───── MATERIAL FOR THIS EXERCISE

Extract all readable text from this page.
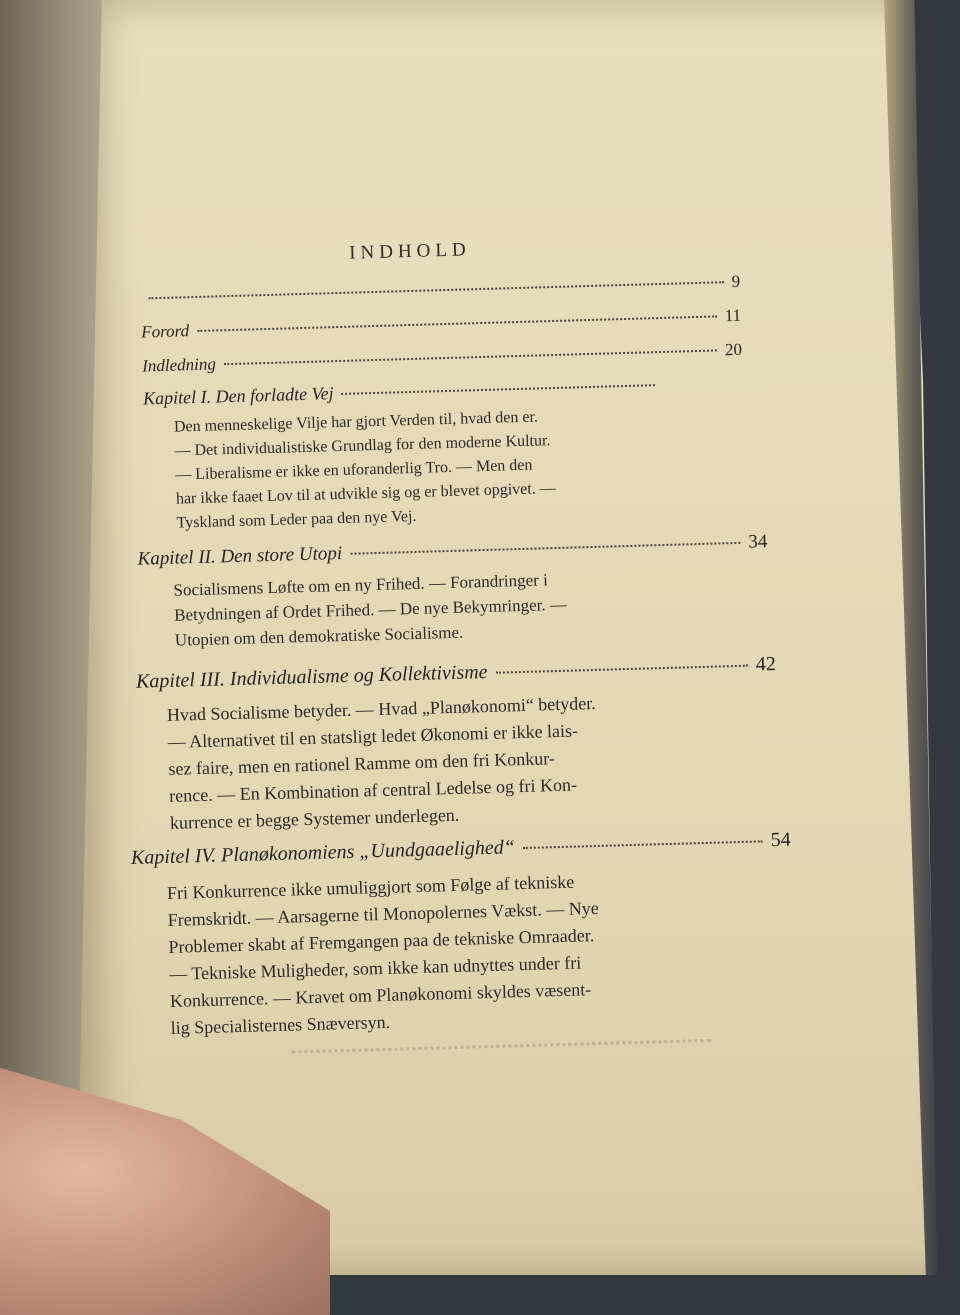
INDHOLD
9
Forord
11
Indledning
20
Kapitel I. Den forladte Vej
Den menneskelige Vilje har gjort Verden til, hvad den er.
— Det individualistiske Grundlag for den moderne Kultur.
— Liberalisme er ikke en uforanderlig Tro. — Men den
har ikke faaet Lov til at udvikle sig og er blevet opgivet. —
Tyskland som Leder paa den nye Vej.
Kapitel II. Den store Utopi
34
Socialismens Løfte om en ny Frihed. — Forandringer i
Betydningen af Ordet Frihed. — De nye Bekymringer. —
Utopien om den demokratiske Socialisme.
Kapitel III. Individualisme og Kollektivisme	42
Hvad Socialisme betyder. — Hvad „Planøkonomi“ betyder.
— Alternativet til en statsligt ledet Økonomi er ikke lais-
sez faire, men en rationel Ramme om den fri Konkur-
rence. — En Kombination af central Ledelse og fri Kon-
kurrence er begge Systemer underlegen.
Kapitel IV. Planøkonomiens „Uundgaaelighed“	54
Fri Konkurrence ikke umuliggjort som Følge af tekniske
Fremskridt. — Aarsagerne til Monopolernes Vækst. — Nye
Problemer skabt af Fremgangen paa de tekniske Omraader.
— Tekniske Muligheder, som ikke kan udnyttes under fri
Konkurrence. — Kravet om Planøkonomi skyldes væsent-
lig Specialisternes Snæversyn.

──────────

● WHAT YOU WILL DO: Repeat all of the entries word for word, but omit the pictures.

● PROBLEM SOLUTION:
Extract all readable text from this page.
INDHOLD
9
Forord
11
Indledning
20
Kapitel I. Den forladte Vej
Den menneskelige Vilje har gjort Verden til, hvad den er.
— Det individualistiske Grundlag for den moderne Kultur.
— Liberalisme er ikke en uforanderlig Tro. — Men den
har ikke faaet Lov til at udvikle sig og er blevet opgivet. —
Tyskland som Leder paa den nye Vej.
Kapitel II. Den store Utopi
34
Socialismens Løfte om en ny Frihed. — Forandringer i
Betydningen af Ordet Frihed. — De nye Bekymringer. —
Utopien om den demokratiske Socialisme.
Kapitel III. Individualisme og Kollektivisme	42
Hvad Socialisme betyder. — Hvad „Planøkonomi“ betyder.
— Alternativet til en statsligt ledet Økonomi er ikke lais-
sez faire, men en rationel Ramme om den fri Konkur-
rence. — En Kombination af central Ledelse og fri Kon-
kurrence er begge Systemer underlegen.
Kapitel IV. Planøkonomiens „Uundgaaelighed“	54
Fri Konkurrence ikke umuliggjort som Følge af tekniske
Fremskridt. — Aarsagerne til Monopolernes Vækst. — Nye
Problemer skabt af Fremgangen paa de tekniske Omraader.
— Tekniske Muligheder, som ikke kan udnyttes under fri
Konkurrence. — Kravet om Planøkonomi skyldes væsent-
lig Specialisternes Snæversyn.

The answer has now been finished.